*Aim*
Return all lines that include the string "Fragolino".

○ ○ ○ ○ ○

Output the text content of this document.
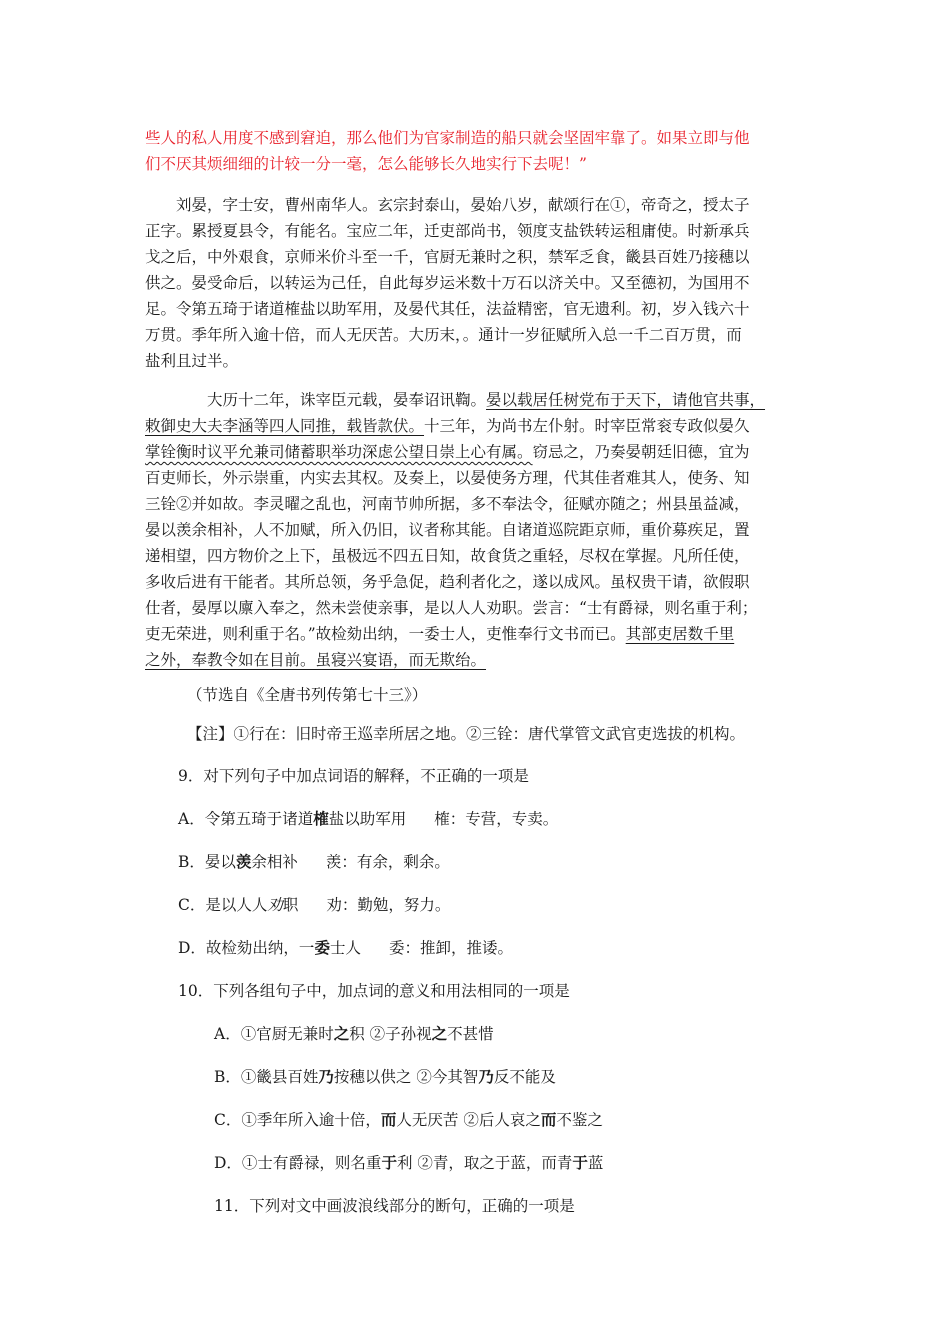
些人的私人用度不感到窘迫，那么他们为官家制造的船只就会坚固牢靠了。如果立即与他
们不厌其烦细细的计较一分一毫，怎么能够长久地实行下去呢！”
刘晏，字士安，曹州南华人。玄宗封泰山，晏始八岁，献颂行在①，帝奇之，授太子
正字。累授夏县令，有能名。宝应二年，迁吏部尚书，领度支盐铁转运租庸使。时新承兵
戈之后，中外艰食，京师米价斗至一千，官厨无兼时之积，禁军乏食，畿县百姓乃接穗以
供之。晏受命后，以转运为己任，自此每岁运米数十万石以济关中。又至德初，为国用不
足。令第五琦于诸道榷盐以助军用，及晏代其任，法益精密，官无遗利。初，岁入钱六十
万贯。季年所入逾十倍，而人无厌苦。大历末，。通计一岁征赋所入总一千二百万贯，而
盐利且过半。
大历十二年，诛宰臣元载，晏奉诏讯鞫。晏以载居任树党布于天下，请他官共事，
敕御史大夫李涵等四人同推，载皆款伏。十三年，为尚书左仆射。时宰臣常衮专政似晏久
掌铨衡时议平允兼司储蓄职举功深虑公望日崇上心有属。窃忌之，乃奏晏朝廷旧德，宜为
百吏师长，外示崇重，内实去其权。及奏上，以晏使务方理，代其佳者难其人，使务、知
三铨②并如故。李灵曜之乱也，河南节帅所据，多不奉法令，征赋亦随之；州县虽益减，
晏以羡余相补，人不加赋，所入仍旧，议者称其能。自诸道巡院距京师，重价募疾足，置
递相望，四方物价之上下，虽极远不四五日知，故食货之重轻，尽权在掌握。凡所任使，
多收后进有干能者。其所总领，务乎急促，趋利者化之，遂以成风。虽权贵干请，欲假职
仕者，晏厚以廪入奉之，然未尝使亲事，是以人人劝职。尝言：“士有爵禄，则名重于利；
吏无荣进，则利重于名。”故检劾出纳，一委士人，吏惟奉行文书而已。其部吏居数千里
之外，奉教令如在目前。虽寝兴宴语，而无欺绐。
（节选自《全唐书列传第七十三》）
【注】①行在：旧时帝王巡幸所居之地。②三铨：唐代掌管文武官吏选拔的机构。
9．对下列句子中加点词语的解释，不正确的一项是
A．令第五琦于诸道榷盐以助军用 榷：专营，专卖。
B．晏以羡余相补 羡：有余，剩余。
C．是以人人劝职 劝：勤勉，努力。
D．故检劾出纳，一委士人 委：推卸，推诿。
10．下列各组句子中，加点词的意义和用法相同的一项是
A．①官厨无兼时之积 ②子孙视之不甚惜
B．①畿县百姓乃按穗以供之 ②今其智乃反不能及
C．①季年所入逾十倍，而人无厌苦 ②后人哀之而不鉴之
D．①士有爵禄，则名重于利 ②青，取之于蓝，而青于蓝
11．下列对文中画波浪线部分的断句，正确的一项是
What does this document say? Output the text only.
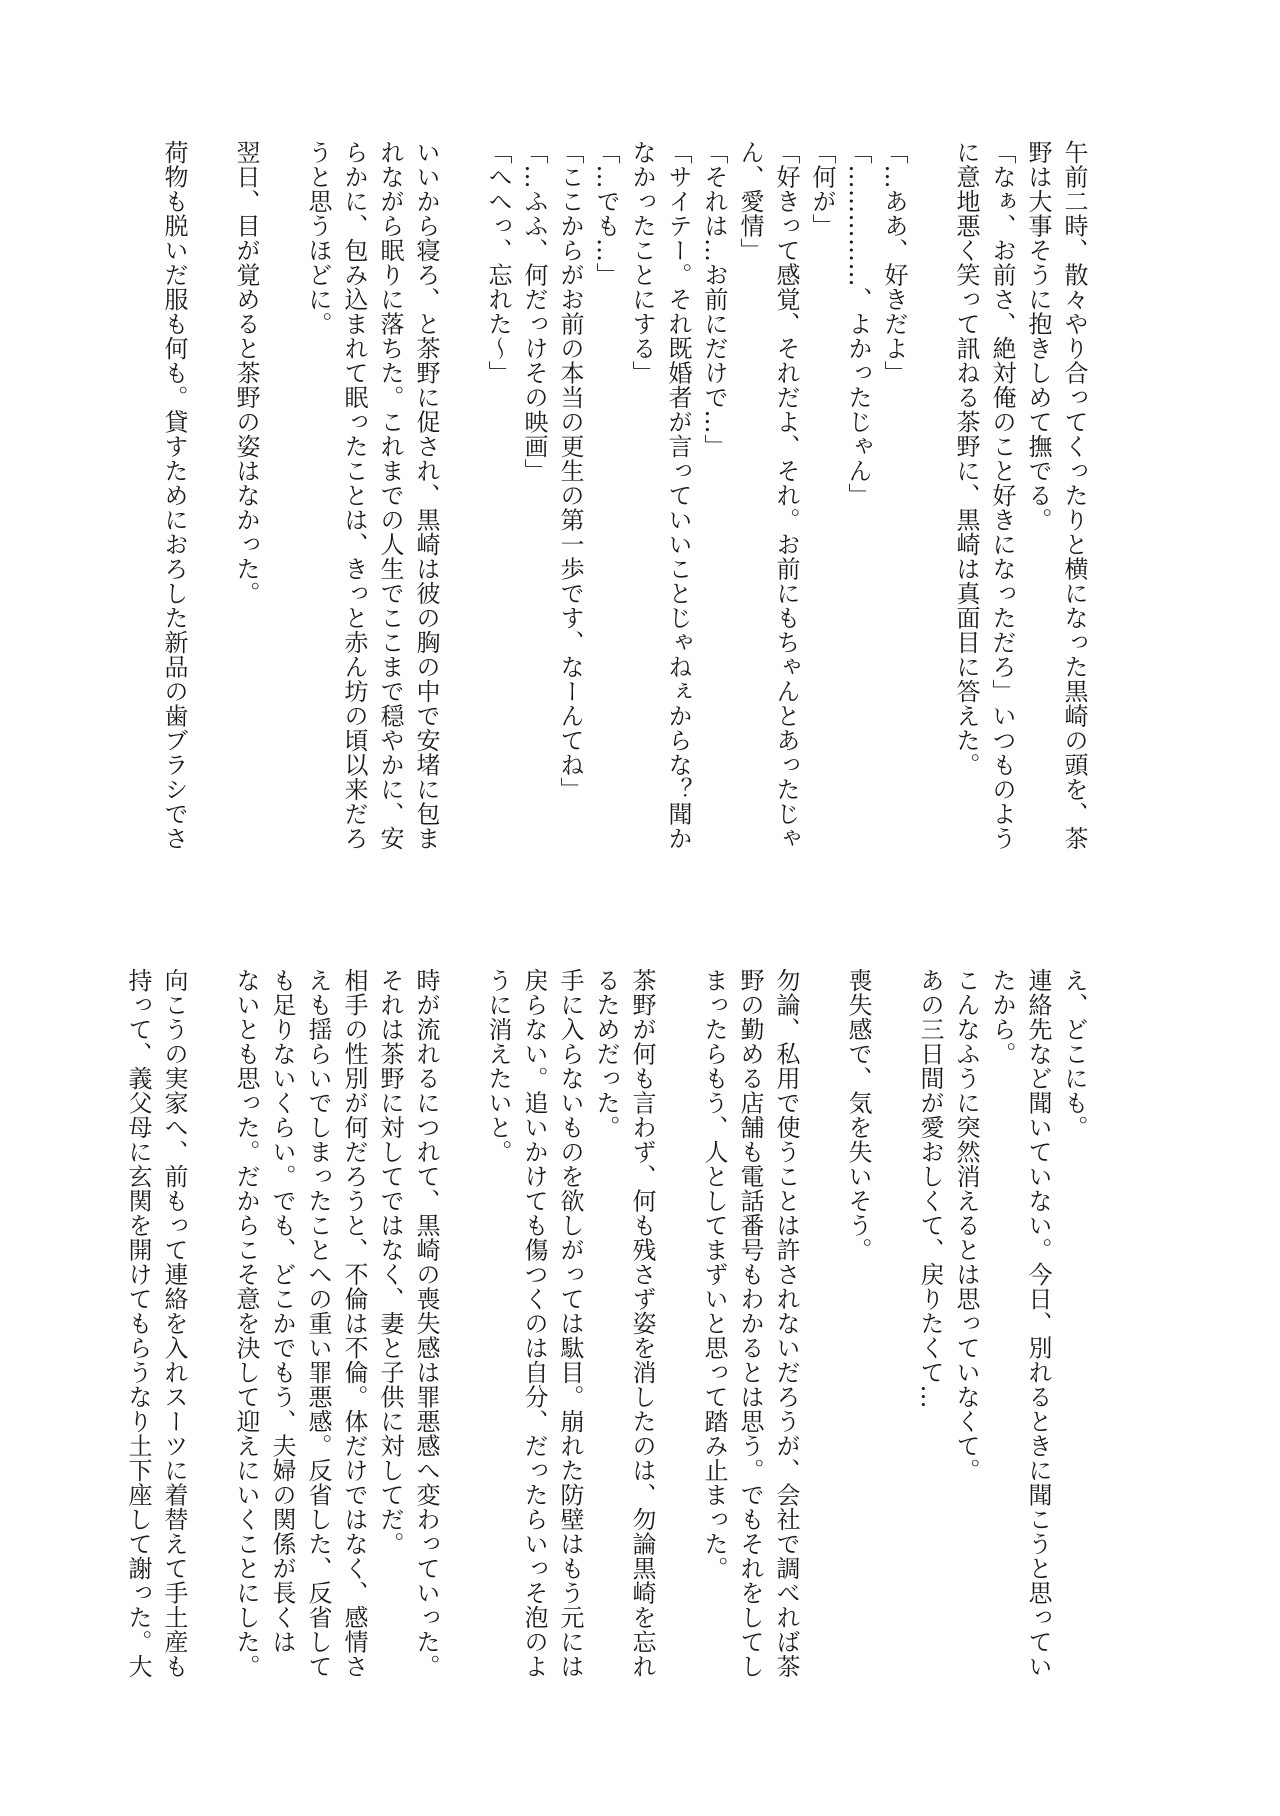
午前二時、散々やり合ってくったりと横になった黒崎の頭を、茶
野は大事そうに抱きしめて撫でる。
「なぁ、お前さ、絶対俺のこと好きになっただろ」いつものよう
に意地悪く笑って訊ねる茶野に、黒崎は真面目に答えた。

「…ああ、好きだよ」
「……………、よかったじゃん」
「何が」
「好きって感覚、それだよ、それ。お前にもちゃんとあったじゃ
ん、愛情」
「それは…お前にだけで…」
「サイテー。それ既婚者が言っていいことじゃねぇからな？聞か
なかったことにする」
「…でも…」
「ここからがお前の本当の更生の第一歩です、なーんてね」
「…ふふ、何だっけその映画」
「へへっ、忘れた〜」

いいから寝ろ、と茶野に促され、黒崎は彼の胸の中で安堵に包ま
れながら眠りに落ちた。これまでの人生でここまで穏やかに、安
らかに、包み込まれて眠ったことは、きっと赤ん坊の頃以来だろ
うと思うほどに。

翌日、目が覚めると茶野の姿はなかった。

荷物も脱いだ服も何も。貸すためにおろした新品の歯ブラシでさ
え、どこにも。
連絡先など聞いていない。今日、別れるときに聞こうと思ってい
たから。
こんなふうに突然消えるとは思っていなくて。
あの三日間が愛おしくて、戻りたくて…

喪失感で、気を失いそう。

勿論、私用で使うことは許されないだろうが、会社で調べれば茶
野の勤める店舗も電話番号もわかるとは思う。でもそれをしてし
まったらもう、人としてまずいと思って踏み止まった。

茶野が何も言わず、何も残さず姿を消したのは、勿論黒崎を忘れ
るためだった。
手に入らないものを欲しがっては駄目。崩れた防壁はもう元には
戻らない。追いかけても傷つくのは自分、だったらいっそ泡のよ
うに消えたいと。

時が流れるにつれて、黒崎の喪失感は罪悪感へ変わっていった。
それは茶野に対してではなく、妻と子供に対してだ。
相手の性別が何だろうと、不倫は不倫。体だけではなく、感情さ
えも揺らいでしまったことへの重い罪悪感。反省した、反省して
も足りないくらい。でも、どこかでもう、夫婦の関係が長くは
ないとも思った。だからこそ意を決して迎えにいくことにした。

向こうの実家へ、前もって連絡を入れスーツに着替えて手土産も
持って、義父母に玄関を開けてもらうなり土下座して謝った。大
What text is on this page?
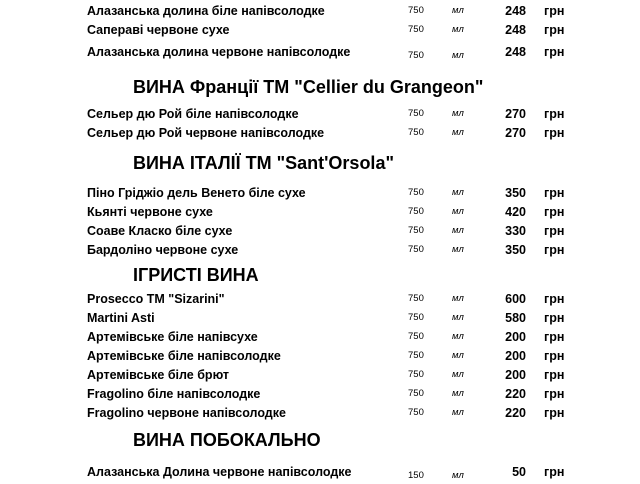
Алазанська долина біле напівсолодке	750	мл	248 грн
Сапераві червоне сухе	750	мл	248 грн
Алазанська долина червоне напівсолодке	750	мл	248 грн
ВИНА Франції ТМ "Cellier du Grangeon"
Сельер дю Рой біле напівсолодке	750	мл	270 грн
Сельер дю Рой червоне напівсолодке	750	мл	270 грн
ВИНА ІТАЛІЇ ТМ "Sant'Orsola"
Піно Гріджіо дель Венето біле сухе	750	мл	350 грн
Кьянті червоне сухе	750	мл	420 грн
Соаве Класко біле сухе	750	мл	330 грн
Бардоліно червоне сухе	750	мл	350 грн
ІГРИСТІ ВИНА
Prosecco ТМ "Sizarini"	750	мл	600 грн
Martini Asti	750	мл	580 грн
Артемівське біле напівсухе	750	мл	200 грн
Артемівське біле напівсолодке	750	мл	200 грн
Артемівське біле брют	750	мл	200 грн
Fragolino біле напівсолодке	750	мл	220 грн
Fragolino червоне напівсолодке	750	мл	220 грн
ВИНА ПОБОКАЛЬНО
Алазанська Долина червоне напівсолодке	150	мл	50 грн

○ ○ ○ ○ ○

*The reply*
Fragolino біле напівсолодке	750	мл	220 грн
Fragolino червоне напівсолодке	750	мл	220 грн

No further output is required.